To be done. Each entry should be quoted word for word, including every mark of punctuation.

[Collected data]

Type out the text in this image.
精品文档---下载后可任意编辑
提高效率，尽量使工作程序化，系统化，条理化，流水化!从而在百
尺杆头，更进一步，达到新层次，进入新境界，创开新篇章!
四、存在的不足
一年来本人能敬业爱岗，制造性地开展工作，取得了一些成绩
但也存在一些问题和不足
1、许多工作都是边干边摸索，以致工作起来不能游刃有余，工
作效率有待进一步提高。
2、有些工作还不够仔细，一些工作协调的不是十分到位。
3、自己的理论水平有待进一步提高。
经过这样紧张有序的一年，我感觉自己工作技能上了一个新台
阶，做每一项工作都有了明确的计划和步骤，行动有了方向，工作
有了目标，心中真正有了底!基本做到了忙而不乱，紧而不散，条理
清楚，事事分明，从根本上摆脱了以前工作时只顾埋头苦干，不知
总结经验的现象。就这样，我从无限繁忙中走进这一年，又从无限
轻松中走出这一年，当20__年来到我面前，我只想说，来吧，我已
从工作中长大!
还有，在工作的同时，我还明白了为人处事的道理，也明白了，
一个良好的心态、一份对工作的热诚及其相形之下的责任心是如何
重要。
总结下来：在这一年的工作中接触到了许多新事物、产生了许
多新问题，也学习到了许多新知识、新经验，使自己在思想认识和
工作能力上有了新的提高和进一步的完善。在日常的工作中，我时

Task solution.
Type out the text in this image.
精品文档---下载后可任意编辑
提高效率，尽量使工作程序化，系统化，条理化，流水化!从而在百
尺杆头，更进一步，达到新层次，进入新境界，创开新篇章!
四、存在的不足
一年来本人能敬业爱岗，制造性地开展工作，取得了一些成绩
但也存在一些问题和不足
1、许多工作都是边干边摸索，以致工作起来不能游刃有余，工
作效率有待进一步提高。
2、有些工作还不够仔细，一些工作协调的不是十分到位。
3、自己的理论水平有待进一步提高。
经过这样紧张有序的一年，我感觉自己工作技能上了一个新台
阶，做每一项工作都有了明确的计划和步骤，行动有了方向，工作
有了目标，心中真正有了底!基本做到了忙而不乱，紧而不散，条理
清楚，事事分明，从根本上摆脱了以前工作时只顾埋头苦干，不知
总结经验的现象。就这样，我从无限繁忙中走进这一年，又从无限
轻松中走出这一年，当20__年来到我面前，我只想说，来吧，我已
从工作中长大!
还有，在工作的同时，我还明白了为人处事的道理，也明白了，
一个良好的心态、一份对工作的热诚及其相形之下的责任心是如何
重要。
总结下来：在这一年的工作中接触到了许多新事物、产生了许
多新问题，也学习到了许多新知识、新经验，使自己在思想认识和
工作能力上有了新的提高和进一步的完善。在日常的工作中，我时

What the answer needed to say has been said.